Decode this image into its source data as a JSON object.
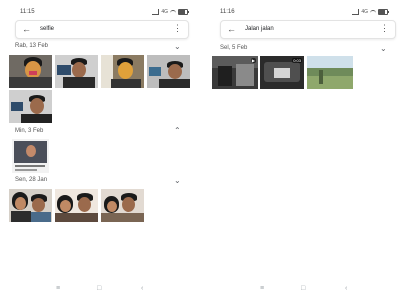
{
  "left": {
    "status": {
      "time": "11:15",
      "network": "4G"
    },
    "search": {
      "query": "selfie",
      "back_icon": "arrow-left-icon",
      "more_icon": "more-vert-icon"
    },
    "sections": [
      {
        "label": "Rab, 13 Feb"
      },
      {
        "label": "Min, 3 Feb"
      },
      {
        "label": "Sen, 28 Jan"
      }
    ]
  },
  "right": {
    "status": {
      "time": "11:16",
      "network": "4G"
    },
    "search": {
      "query": "Jalan jalan",
      "back_icon": "arrow-left-icon",
      "more_icon": "more-vert-icon"
    },
    "sections": [
      {
        "label": "Sel, 5 Feb"
      }
    ],
    "video_badge": "0:03"
  },
  "navbar": {
    "recents_icon": "recents-icon",
    "home_icon": "home-icon",
    "back_icon": "back-icon"
  }
}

> _WHAT IS REQUIRED_
Write out all the records again, exactly, minus any pictures.

> _SOLUTION TO THIS TASK_
Decode this image into its source data as a JSON object.
{
  "left": {
    "status": {
      "time": "11:15",
      "network": "4G"
    },
    "search": {
      "query": "selfie",
      "back_icon": "arrow-left-icon",
      "more_icon": "more-vert-icon"
    },
    "sections": [
      {
        "label": "Rab, 13 Feb"
      },
      {
        "label": "Min, 3 Feb"
      },
      {
        "label": "Sen, 28 Jan"
      }
    ]
  },
  "right": {
    "status": {
      "time": "11:16",
      "network": "4G"
    },
    "search": {
      "query": "Jalan jalan",
      "back_icon": "arrow-left-icon",
      "more_icon": "more-vert-icon"
    },
    "sections": [
      {
        "label": "Sel, 5 Feb"
      }
    ],
    "video_badge": "0:03"
  },
  "navbar": {
    "recents_icon": "recents-icon",
    "home_icon": "home-icon",
    "back_icon": "back-icon"
  }
}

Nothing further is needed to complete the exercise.